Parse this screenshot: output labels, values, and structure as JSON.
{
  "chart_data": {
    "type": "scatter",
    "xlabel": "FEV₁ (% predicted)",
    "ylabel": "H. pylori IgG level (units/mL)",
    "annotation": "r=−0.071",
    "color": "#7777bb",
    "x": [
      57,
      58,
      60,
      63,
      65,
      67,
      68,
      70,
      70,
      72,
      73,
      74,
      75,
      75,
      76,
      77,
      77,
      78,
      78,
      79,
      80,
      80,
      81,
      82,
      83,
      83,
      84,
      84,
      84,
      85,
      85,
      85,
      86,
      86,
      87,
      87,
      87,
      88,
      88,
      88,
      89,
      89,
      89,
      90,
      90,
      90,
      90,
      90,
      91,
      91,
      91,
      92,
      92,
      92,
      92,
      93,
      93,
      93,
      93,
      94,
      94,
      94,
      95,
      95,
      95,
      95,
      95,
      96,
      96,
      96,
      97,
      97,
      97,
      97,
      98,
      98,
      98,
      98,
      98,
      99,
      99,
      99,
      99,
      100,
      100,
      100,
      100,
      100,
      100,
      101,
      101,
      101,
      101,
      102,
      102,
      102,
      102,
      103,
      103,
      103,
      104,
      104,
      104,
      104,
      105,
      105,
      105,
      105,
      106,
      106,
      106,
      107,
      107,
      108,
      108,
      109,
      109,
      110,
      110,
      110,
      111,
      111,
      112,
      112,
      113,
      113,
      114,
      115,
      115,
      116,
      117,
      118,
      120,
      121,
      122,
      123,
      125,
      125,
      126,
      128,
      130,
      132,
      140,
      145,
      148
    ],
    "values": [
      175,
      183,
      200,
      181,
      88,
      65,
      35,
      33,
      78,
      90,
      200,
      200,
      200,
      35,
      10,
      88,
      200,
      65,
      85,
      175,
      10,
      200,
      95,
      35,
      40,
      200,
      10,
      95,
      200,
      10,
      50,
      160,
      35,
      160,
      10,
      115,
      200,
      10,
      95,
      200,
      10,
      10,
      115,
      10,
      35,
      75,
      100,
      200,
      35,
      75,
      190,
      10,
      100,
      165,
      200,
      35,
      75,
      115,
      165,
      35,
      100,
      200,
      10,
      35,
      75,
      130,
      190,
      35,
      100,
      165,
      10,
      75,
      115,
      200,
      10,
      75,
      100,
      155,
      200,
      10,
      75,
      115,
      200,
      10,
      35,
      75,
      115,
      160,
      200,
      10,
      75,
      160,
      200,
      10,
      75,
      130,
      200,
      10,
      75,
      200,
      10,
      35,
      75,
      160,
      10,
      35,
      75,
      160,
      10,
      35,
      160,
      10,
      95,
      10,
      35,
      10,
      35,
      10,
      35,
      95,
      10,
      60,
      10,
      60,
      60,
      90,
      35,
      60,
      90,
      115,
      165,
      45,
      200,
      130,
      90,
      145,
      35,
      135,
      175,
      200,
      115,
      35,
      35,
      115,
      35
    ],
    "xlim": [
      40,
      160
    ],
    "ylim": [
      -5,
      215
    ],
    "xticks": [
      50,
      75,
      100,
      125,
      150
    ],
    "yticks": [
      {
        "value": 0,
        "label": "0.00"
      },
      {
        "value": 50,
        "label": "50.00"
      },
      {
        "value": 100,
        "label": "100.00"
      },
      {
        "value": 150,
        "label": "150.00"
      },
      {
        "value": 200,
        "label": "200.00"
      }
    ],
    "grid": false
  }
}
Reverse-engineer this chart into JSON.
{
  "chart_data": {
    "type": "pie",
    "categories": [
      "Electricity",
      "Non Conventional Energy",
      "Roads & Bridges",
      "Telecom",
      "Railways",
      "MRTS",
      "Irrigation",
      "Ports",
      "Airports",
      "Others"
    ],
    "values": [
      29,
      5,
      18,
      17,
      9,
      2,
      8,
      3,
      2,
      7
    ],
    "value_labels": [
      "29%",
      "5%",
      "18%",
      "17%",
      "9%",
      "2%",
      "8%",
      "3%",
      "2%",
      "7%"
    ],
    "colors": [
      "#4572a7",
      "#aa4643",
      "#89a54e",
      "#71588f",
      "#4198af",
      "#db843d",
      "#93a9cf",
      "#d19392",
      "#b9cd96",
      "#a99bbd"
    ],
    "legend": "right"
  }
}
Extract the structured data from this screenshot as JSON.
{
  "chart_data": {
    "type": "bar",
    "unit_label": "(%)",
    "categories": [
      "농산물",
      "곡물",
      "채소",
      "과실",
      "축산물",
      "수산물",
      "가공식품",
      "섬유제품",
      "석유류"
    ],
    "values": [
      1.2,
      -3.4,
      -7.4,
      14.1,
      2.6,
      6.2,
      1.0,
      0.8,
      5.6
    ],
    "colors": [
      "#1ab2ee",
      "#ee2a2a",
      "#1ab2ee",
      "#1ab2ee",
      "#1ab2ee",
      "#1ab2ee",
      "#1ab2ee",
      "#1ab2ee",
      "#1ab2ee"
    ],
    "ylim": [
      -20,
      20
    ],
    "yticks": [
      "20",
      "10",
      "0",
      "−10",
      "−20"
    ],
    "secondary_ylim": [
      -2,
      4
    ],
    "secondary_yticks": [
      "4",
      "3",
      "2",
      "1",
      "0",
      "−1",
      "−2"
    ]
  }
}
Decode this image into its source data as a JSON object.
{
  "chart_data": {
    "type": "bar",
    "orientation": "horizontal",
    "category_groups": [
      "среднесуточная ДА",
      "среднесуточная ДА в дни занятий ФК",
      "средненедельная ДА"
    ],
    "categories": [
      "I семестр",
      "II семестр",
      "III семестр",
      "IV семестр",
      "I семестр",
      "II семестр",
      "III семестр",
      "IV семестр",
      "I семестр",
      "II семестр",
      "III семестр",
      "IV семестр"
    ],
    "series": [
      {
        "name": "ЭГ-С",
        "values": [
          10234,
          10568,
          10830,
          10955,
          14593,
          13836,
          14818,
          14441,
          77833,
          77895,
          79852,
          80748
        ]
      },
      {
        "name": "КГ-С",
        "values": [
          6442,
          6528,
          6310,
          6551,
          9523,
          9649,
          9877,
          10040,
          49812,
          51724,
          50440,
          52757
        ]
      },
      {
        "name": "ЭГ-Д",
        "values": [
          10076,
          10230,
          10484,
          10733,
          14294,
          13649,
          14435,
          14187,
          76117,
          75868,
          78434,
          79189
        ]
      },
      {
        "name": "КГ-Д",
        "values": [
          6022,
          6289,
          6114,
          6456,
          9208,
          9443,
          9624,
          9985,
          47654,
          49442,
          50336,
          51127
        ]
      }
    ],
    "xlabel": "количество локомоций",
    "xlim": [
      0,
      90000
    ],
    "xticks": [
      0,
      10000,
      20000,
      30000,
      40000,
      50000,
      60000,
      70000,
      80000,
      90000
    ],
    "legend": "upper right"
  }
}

■ Set exercise
Repeat the data in its entirety, character for character.

■ Exercise response
Parse this screenshot: output labels, values, and structure as JSON.
{
  "chart_data": {
    "type": "scatter",
    "xlabel": "FEV₁ (% predicted)",
    "ylabel": "H. pylori IgG level (units/mL)",
    "annotation": "r=−0.071",
    "color": "#7777bb",
    "x": [
      57,
      58,
      60,
      63,
      65,
      67,
      68,
      70,
      70,
      72,
      73,
      74,
      75,
      75,
      76,
      77,
      77,
      78,
      78,
      79,
      80,
      80,
      81,
      82,
      83,
      83,
      84,
      84,
      84,
      85,
      85,
      85,
      86,
      86,
      87,
      87,
      87,
      88,
      88,
      88,
      89,
      89,
      89,
      90,
      90,
      90,
      90,
      90,
      91,
      91,
      91,
      92,
      92,
      92,
      92,
      93,
      93,
      93,
      93,
      94,
      94,
      94,
      95,
      95,
      95,
      95,
      95,
      96,
      96,
      96,
      97,
      97,
      97,
      97,
      98,
      98,
      98,
      98,
      98,
      99,
      99,
      99,
      99,
      100,
      100,
      100,
      100,
      100,
      100,
      101,
      101,
      101,
      101,
      102,
      102,
      102,
      102,
      103,
      103,
      103,
      104,
      104,
      104,
      104,
      105,
      105,
      105,
      105,
      106,
      106,
      106,
      107,
      107,
      108,
      108,
      109,
      109,
      110,
      110,
      110,
      111,
      111,
      112,
      112,
      113,
      113,
      114,
      115,
      115,
      116,
      117,
      118,
      120,
      121,
      122,
      123,
      125,
      125,
      126,
      128,
      130,
      132,
      140,
      145,
      148
    ],
    "values": [
      175,
      183,
      200,
      181,
      88,
      65,
      35,
      33,
      78,
      90,
      200,
      200,
      200,
      35,
      10,
      88,
      200,
      65,
      85,
      175,
      10,
      200,
      95,
      35,
      40,
      200,
      10,
      95,
      200,
      10,
      50,
      160,
      35,
      160,
      10,
      115,
      200,
      10,
      95,
      200,
      10,
      10,
      115,
      10,
      35,
      75,
      100,
      200,
      35,
      75,
      190,
      10,
      100,
      165,
      200,
      35,
      75,
      115,
      165,
      35,
      100,
      200,
      10,
      35,
      75,
      130,
      190,
      35,
      100,
      165,
      10,
      75,
      115,
      200,
      10,
      75,
      100,
      155,
      200,
      10,
      75,
      115,
      200,
      10,
      35,
      75,
      115,
      160,
      200,
      10,
      75,
      160,
      200,
      10,
      75,
      130,
      200,
      10,
      75,
      200,
      10,
      35,
      75,
      160,
      10,
      35,
      75,
      160,
      10,
      35,
      160,
      10,
      95,
      10,
      35,
      10,
      35,
      10,
      35,
      95,
      10,
      60,
      10,
      60,
      60,
      90,
      35,
      60,
      90,
      115,
      165,
      45,
      200,
      130,
      90,
      145,
      35,
      135,
      175,
      200,
      115,
      35,
      35,
      115,
      35
    ],
    "xlim": [
      40,
      160
    ],
    "ylim": [
      -5,
      215
    ],
    "xticks": [
      50,
      75,
      100,
      125,
      150
    ],
    "yticks": [
      {
        "value": 0,
        "label": "0.00"
      },
      {
        "value": 50,
        "label": "50.00"
      },
      {
        "value": 100,
        "label": "100.00"
      },
      {
        "value": 150,
        "label": "150.00"
      },
      {
        "value": 200,
        "label": "200.00"
      }
    ],
    "grid": false
  }
}
Reverse-engineer this chart into JSON.
{
  "chart_data": {
    "type": "pie",
    "categories": [
      "Electricity",
      "Non Conventional Energy",
      "Roads & Bridges",
      "Telecom",
      "Railways",
      "MRTS",
      "Irrigation",
      "Ports",
      "Airports",
      "Others"
    ],
    "values": [
      29,
      5,
      18,
      17,
      9,
      2,
      8,
      3,
      2,
      7
    ],
    "value_labels": [
      "29%",
      "5%",
      "18%",
      "17%",
      "9%",
      "2%",
      "8%",
      "3%",
      "2%",
      "7%"
    ],
    "colors": [
      "#4572a7",
      "#aa4643",
      "#89a54e",
      "#71588f",
      "#4198af",
      "#db843d",
      "#93a9cf",
      "#d19392",
      "#b9cd96",
      "#a99bbd"
    ],
    "legend": "right"
  }
}
Extract the structured data from this screenshot as JSON.
{
  "chart_data": {
    "type": "bar",
    "unit_label": "(%)",
    "categories": [
      "농산물",
      "곡물",
      "채소",
      "과실",
      "축산물",
      "수산물",
      "가공식품",
      "섬유제품",
      "석유류"
    ],
    "values": [
      1.2,
      -3.4,
      -7.4,
      14.1,
      2.6,
      6.2,
      1.0,
      0.8,
      5.6
    ],
    "colors": [
      "#1ab2ee",
      "#ee2a2a",
      "#1ab2ee",
      "#1ab2ee",
      "#1ab2ee",
      "#1ab2ee",
      "#1ab2ee",
      "#1ab2ee",
      "#1ab2ee"
    ],
    "ylim": [
      -20,
      20
    ],
    "yticks": [
      "20",
      "10",
      "0",
      "−10",
      "−20"
    ],
    "secondary_ylim": [
      -2,
      4
    ],
    "secondary_yticks": [
      "4",
      "3",
      "2",
      "1",
      "0",
      "−1",
      "−2"
    ]
  }
}
Decode this image into its source data as a JSON object.
{
  "chart_data": {
    "type": "bar",
    "orientation": "horizontal",
    "category_groups": [
      "среднесуточная ДА",
      "среднесуточная ДА в дни занятий ФК",
      "средненедельная ДА"
    ],
    "categories": [
      "I семестр",
      "II семестр",
      "III семестр",
      "IV семестр",
      "I семестр",
      "II семестр",
      "III семестр",
      "IV семестр",
      "I семестр",
      "II семестр",
      "III семестр",
      "IV семестр"
    ],
    "series": [
      {
        "name": "ЭГ-С",
        "values": [
          10234,
          10568,
          10830,
          10955,
          14593,
          13836,
          14818,
          14441,
          77833,
          77895,
          79852,
          80748
        ]
      },
      {
        "name": "КГ-С",
        "values": [
          6442,
          6528,
          6310,
          6551,
          9523,
          9649,
          9877,
          10040,
          49812,
          51724,
          50440,
          52757
        ]
      },
      {
        "name": "ЭГ-Д",
        "values": [
          10076,
          10230,
          10484,
          10733,
          14294,
          13649,
          14435,
          14187,
          76117,
          75868,
          78434,
          79189
        ]
      },
      {
        "name": "КГ-Д",
        "values": [
          6022,
          6289,
          6114,
          6456,
          9208,
          9443,
          9624,
          9985,
          47654,
          49442,
          50336,
          51127
        ]
      }
    ],
    "xlabel": "количество локомоций",
    "xlim": [
      0,
      90000
    ],
    "xticks": [
      0,
      10000,
      20000,
      30000,
      40000,
      50000,
      60000,
      70000,
      80000,
      90000
    ],
    "legend": "upper right"
  }
}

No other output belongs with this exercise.